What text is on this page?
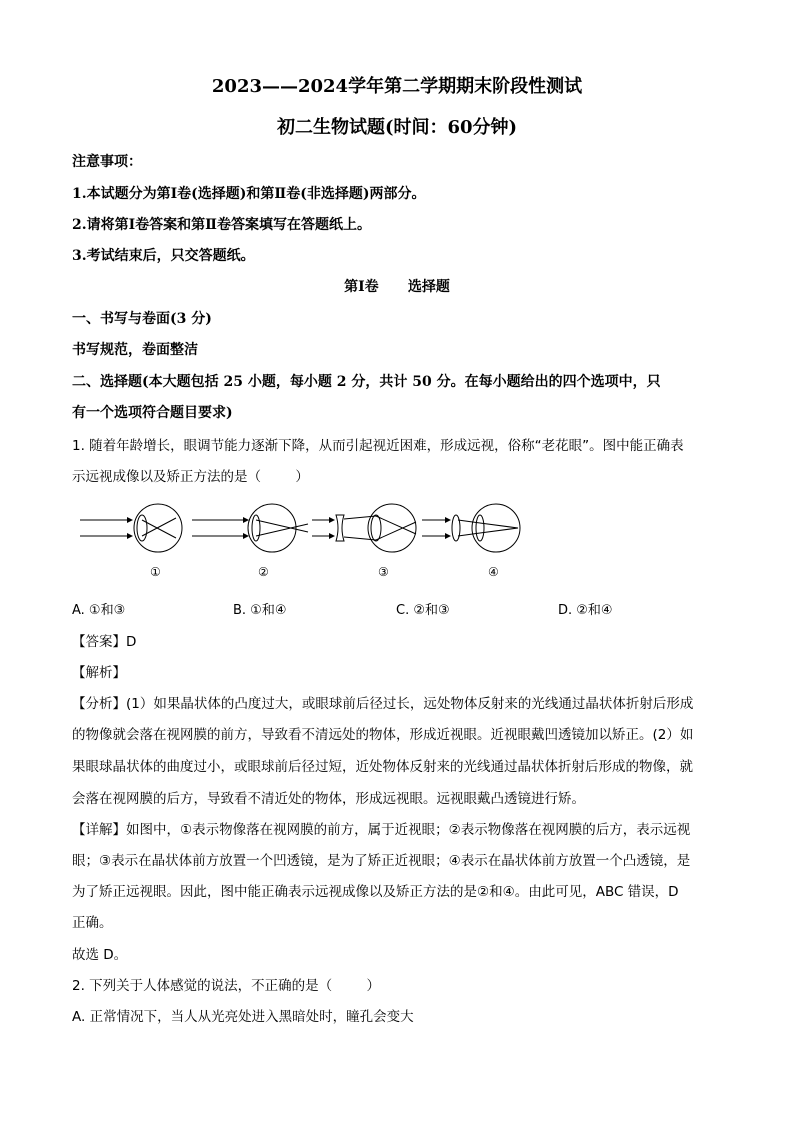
2023——2024学年第二学期期末阶段性测试
初二生物试题(时间：60分钟)
注意事项：
1.本试题分为第Ⅰ卷(选择题)和第Ⅱ卷(非选择题)两部分。
2.请将第Ⅰ卷答案和第Ⅱ卷答案填写在答题纸上。
3.考试结束后，只交答题纸。
第Ⅰ卷      选择题
一、书写与卷面(3 分)
书写规范，卷面整洁
二、选择题(本大题包括 25 小题，每小题 2 分，共计 50 分。在每小题给出的四个选项中，只
有一个选项符合题目要求)
1. 随着年龄增长，眼调节能力逐渐下降，从而引起视近困难，形成远视，俗称“老花眼”。图中能正确表
示远视成像以及矫正方法的是（        ）
①	②	③	④
A. ①和③	B. ①和④	C. ②和③	D. ②和④
【答案】D
【解析】
【分析】(1）如果晶状体的凸度过大，或眼球前后径过长，远处物体反射来的光线通过晶状体折射后形成
的物像就会落在视网膜的前方，导致看不清远处的物体，形成近视眼。近视眼戴凹透镜加以矫正。(2）如
果眼球晶状体的曲度过小，或眼球前后径过短，近处物体反射来的光线通过晶状体折射后形成的物像，就
会落在视网膜的后方，导致看不清近处的物体，形成远视眼。远视眼戴凸透镜进行矫。
【详解】如图中，①表示物像落在视网膜的前方，属于近视眼；②表示物像落在视网膜的后方，表示远视
眼；③表示在晶状体前方放置一个凹透镜，是为了矫正近视眼；④表示在晶状体前方放置一个凸透镜，是
为了矫正远视眼。因此，图中能正确表示远视成像以及矫正方法的是②和④。由此可见，ABC 错误，D
正确。
故选 D。
2. 下列关于人体感觉的说法，不正确的是（        ）
A. 正常情况下，当人从光亮处进入黑暗处时，瞳孔会变大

# # # # #

### EXERCISE
Copy out each line exactly, without the pictures.

### WRITTEN RESPONSE
What text is on this page?
2023——2024学年第二学期期末阶段性测试
初二生物试题(时间：60分钟)
注意事项：
1.本试题分为第Ⅰ卷(选择题)和第Ⅱ卷(非选择题)两部分。
2.请将第Ⅰ卷答案和第Ⅱ卷答案填写在答题纸上。
3.考试结束后，只交答题纸。
第Ⅰ卷      选择题
一、书写与卷面(3 分)
书写规范，卷面整洁
二、选择题(本大题包括 25 小题，每小题 2 分，共计 50 分。在每小题给出的四个选项中，只
有一个选项符合题目要求)
1. 随着年龄增长，眼调节能力逐渐下降，从而引起视近困难，形成远视，俗称“老花眼”。图中能正确表
示远视成像以及矫正方法的是（        ）
①	②	③	④
A. ①和③	B. ①和④	C. ②和③	D. ②和④
【答案】D
【解析】
【分析】(1）如果晶状体的凸度过大，或眼球前后径过长，远处物体反射来的光线通过晶状体折射后形成
的物像就会落在视网膜的前方，导致看不清远处的物体，形成近视眼。近视眼戴凹透镜加以矫正。(2）如
果眼球晶状体的曲度过小，或眼球前后径过短，近处物体反射来的光线通过晶状体折射后形成的物像，就
会落在视网膜的后方，导致看不清近处的物体，形成远视眼。远视眼戴凸透镜进行矫。
【详解】如图中，①表示物像落在视网膜的前方，属于近视眼；②表示物像落在视网膜的后方，表示远视
眼；③表示在晶状体前方放置一个凹透镜，是为了矫正近视眼；④表示在晶状体前方放置一个凸透镜，是
为了矫正远视眼。因此，图中能正确表示远视成像以及矫正方法的是②和④。由此可见，ABC 错误，D
正确。
故选 D。
2. 下列关于人体感觉的说法，不正确的是（        ）
A. 正常情况下，当人从光亮处进入黑暗处时，瞳孔会变大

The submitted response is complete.